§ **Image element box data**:
-- START --
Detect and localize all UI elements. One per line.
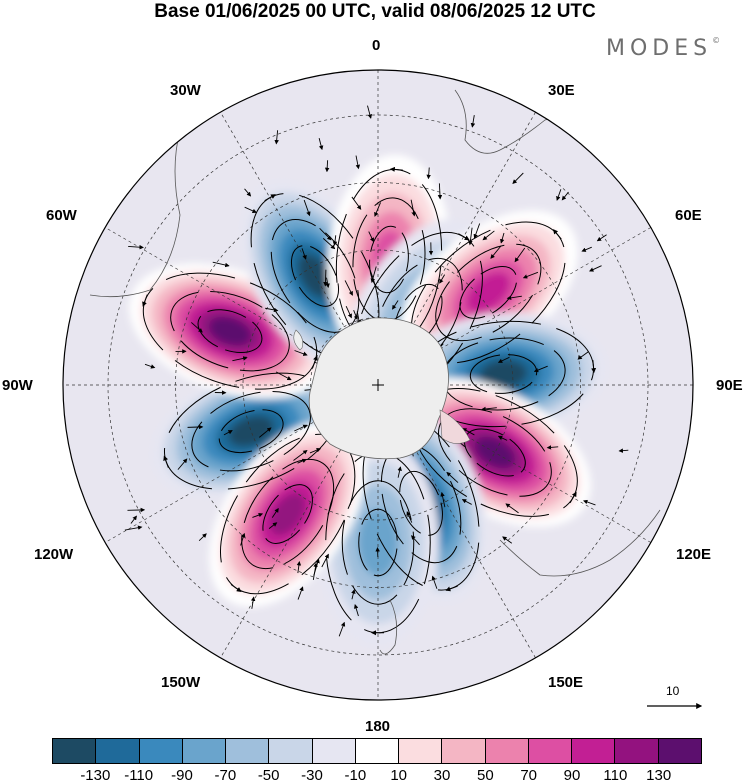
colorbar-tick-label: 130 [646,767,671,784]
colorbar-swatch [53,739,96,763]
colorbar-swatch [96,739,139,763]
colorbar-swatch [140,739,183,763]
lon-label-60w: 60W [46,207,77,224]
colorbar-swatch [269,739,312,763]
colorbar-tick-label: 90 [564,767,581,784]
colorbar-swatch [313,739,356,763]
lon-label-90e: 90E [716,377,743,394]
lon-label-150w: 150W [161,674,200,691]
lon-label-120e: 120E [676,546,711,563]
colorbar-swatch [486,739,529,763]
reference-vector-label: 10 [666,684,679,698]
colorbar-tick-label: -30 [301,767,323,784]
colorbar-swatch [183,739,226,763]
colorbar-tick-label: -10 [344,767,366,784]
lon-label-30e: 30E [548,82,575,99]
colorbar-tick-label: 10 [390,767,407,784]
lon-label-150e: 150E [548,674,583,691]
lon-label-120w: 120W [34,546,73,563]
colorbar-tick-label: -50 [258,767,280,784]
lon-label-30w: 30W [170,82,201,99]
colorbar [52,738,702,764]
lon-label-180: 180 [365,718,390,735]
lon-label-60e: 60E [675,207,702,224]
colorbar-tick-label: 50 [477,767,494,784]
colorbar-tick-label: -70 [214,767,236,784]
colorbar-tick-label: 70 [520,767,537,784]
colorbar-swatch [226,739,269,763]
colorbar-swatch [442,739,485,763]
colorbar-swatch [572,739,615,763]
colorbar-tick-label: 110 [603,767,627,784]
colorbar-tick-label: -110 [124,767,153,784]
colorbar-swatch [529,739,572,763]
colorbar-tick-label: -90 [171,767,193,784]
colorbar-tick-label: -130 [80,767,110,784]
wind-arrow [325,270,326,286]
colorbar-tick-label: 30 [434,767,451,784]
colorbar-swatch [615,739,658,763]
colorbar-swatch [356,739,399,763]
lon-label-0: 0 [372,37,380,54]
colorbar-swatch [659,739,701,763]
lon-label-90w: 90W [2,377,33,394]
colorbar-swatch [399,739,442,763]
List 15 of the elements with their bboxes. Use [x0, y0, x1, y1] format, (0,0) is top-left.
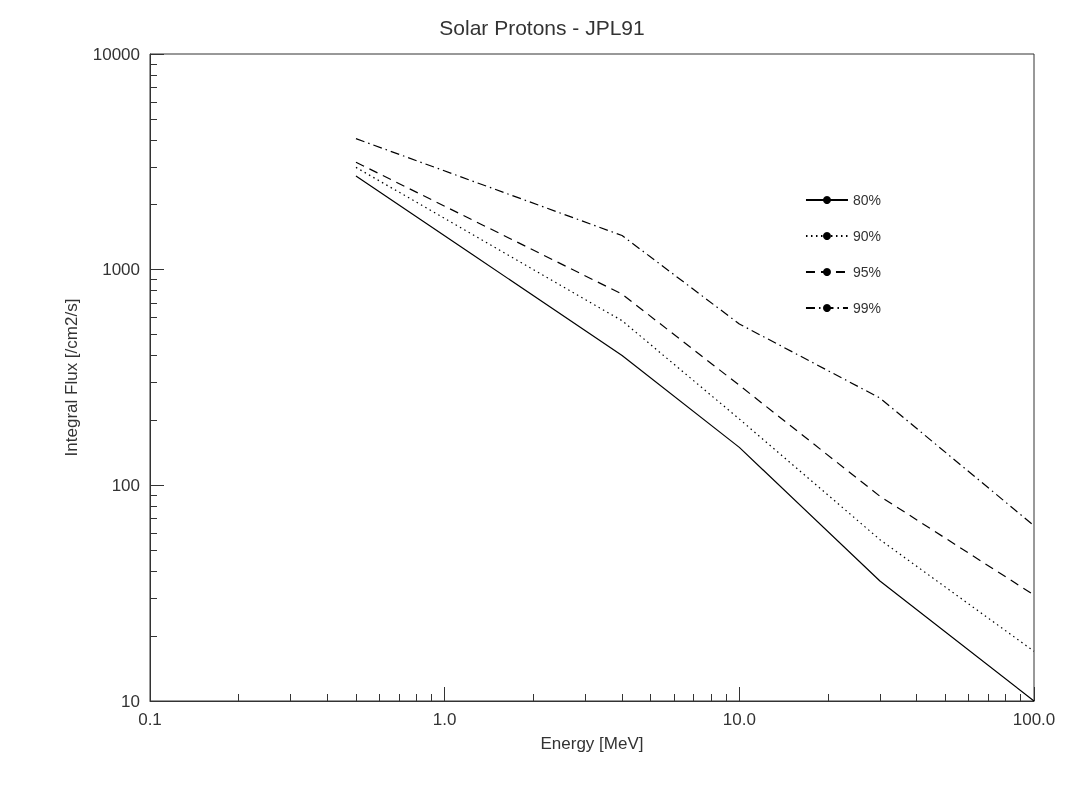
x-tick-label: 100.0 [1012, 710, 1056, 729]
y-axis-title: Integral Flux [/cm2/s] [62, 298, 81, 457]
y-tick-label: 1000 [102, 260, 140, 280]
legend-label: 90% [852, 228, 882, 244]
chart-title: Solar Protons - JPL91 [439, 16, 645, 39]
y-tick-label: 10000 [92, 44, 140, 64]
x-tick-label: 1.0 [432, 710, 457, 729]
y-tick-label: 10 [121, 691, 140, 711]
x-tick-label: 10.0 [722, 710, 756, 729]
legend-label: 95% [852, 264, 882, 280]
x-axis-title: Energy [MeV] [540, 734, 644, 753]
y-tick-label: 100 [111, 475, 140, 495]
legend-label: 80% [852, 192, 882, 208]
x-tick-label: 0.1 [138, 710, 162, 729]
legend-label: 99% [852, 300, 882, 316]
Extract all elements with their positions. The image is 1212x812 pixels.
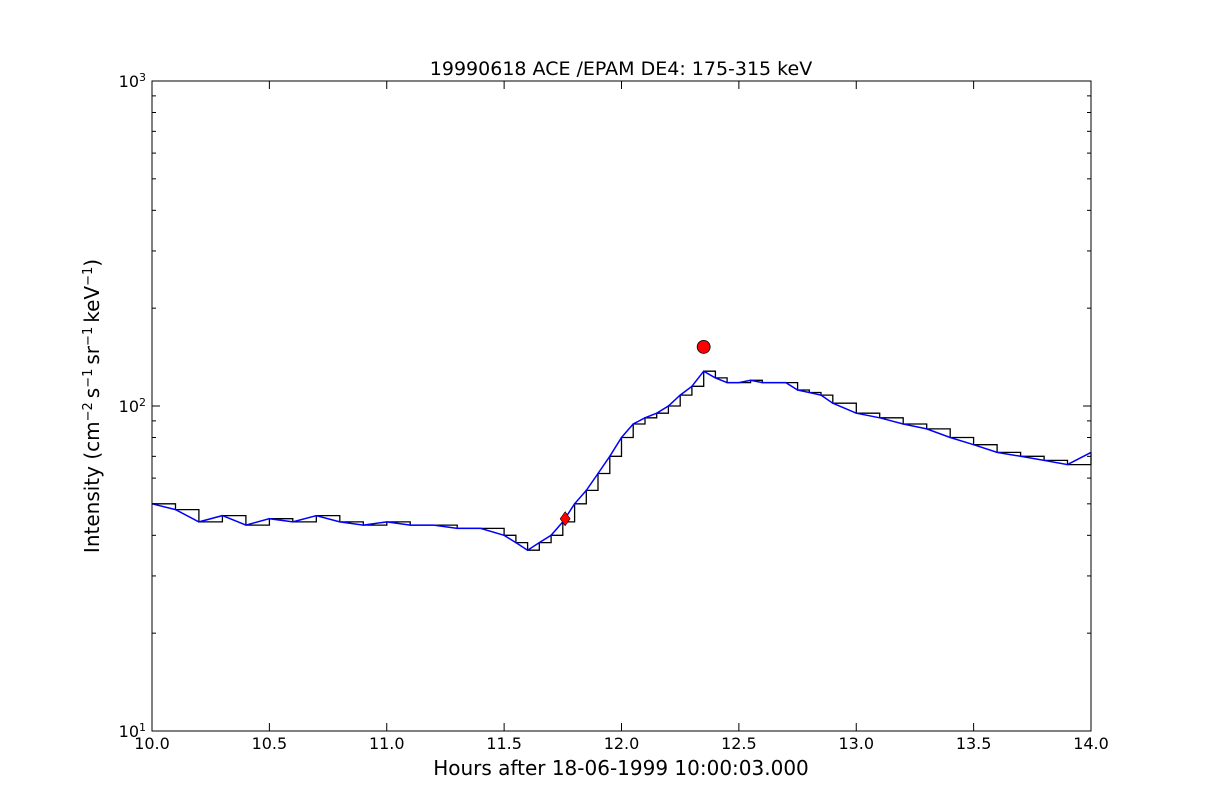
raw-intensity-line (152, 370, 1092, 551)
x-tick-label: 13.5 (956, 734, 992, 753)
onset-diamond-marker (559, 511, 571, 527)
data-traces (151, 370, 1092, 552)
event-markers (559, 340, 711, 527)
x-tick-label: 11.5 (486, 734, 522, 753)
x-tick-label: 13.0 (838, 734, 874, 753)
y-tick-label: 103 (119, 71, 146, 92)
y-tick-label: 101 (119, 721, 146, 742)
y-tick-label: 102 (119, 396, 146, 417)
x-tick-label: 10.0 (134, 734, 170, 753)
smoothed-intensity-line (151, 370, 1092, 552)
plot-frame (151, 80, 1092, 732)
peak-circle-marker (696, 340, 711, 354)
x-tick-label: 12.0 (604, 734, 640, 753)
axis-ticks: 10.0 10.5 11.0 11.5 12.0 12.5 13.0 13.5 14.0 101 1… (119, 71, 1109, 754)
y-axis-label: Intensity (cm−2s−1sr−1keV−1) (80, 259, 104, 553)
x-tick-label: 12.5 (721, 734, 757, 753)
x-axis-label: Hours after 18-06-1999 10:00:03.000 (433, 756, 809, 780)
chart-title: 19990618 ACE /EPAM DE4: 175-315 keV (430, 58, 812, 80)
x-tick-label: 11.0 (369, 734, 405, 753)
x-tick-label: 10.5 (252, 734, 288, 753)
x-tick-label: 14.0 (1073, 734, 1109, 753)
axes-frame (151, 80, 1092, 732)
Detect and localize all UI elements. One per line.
-- END --
§ **To be done**: Reproduce the data above verbatim, from the line containing "x-tick-label: 100.0 [1012, 710, 1056, 729]" to the line containing "Extract all elements", including both of those lines.

§ **The reply**:
x-tick-label: 100.0 [1012, 710, 1056, 729]
y-axis-title: Integral Flux [/cm2/s] [62, 298, 81, 457]
y-tick-label: 1000 [102, 260, 140, 280]
legend-label: 90% [852, 228, 882, 244]
chart-title: Solar Protons - JPL91 [439, 16, 645, 39]
y-tick-label: 10000 [92, 44, 140, 64]
x-tick-label: 1.0 [432, 710, 457, 729]
y-tick-label: 10 [121, 691, 140, 711]
x-tick-label: 10.0 [722, 710, 756, 729]
legend-label: 95% [852, 264, 882, 280]
x-axis-title: Energy [MeV] [540, 734, 644, 753]
y-tick-label: 100 [111, 475, 140, 495]
legend-label: 80% [852, 192, 882, 208]
x-tick-label: 0.1 [138, 710, 162, 729]
legend-label: 99% [852, 300, 882, 316]
Extract all elements with their positions. The image is 1212x812 pixels.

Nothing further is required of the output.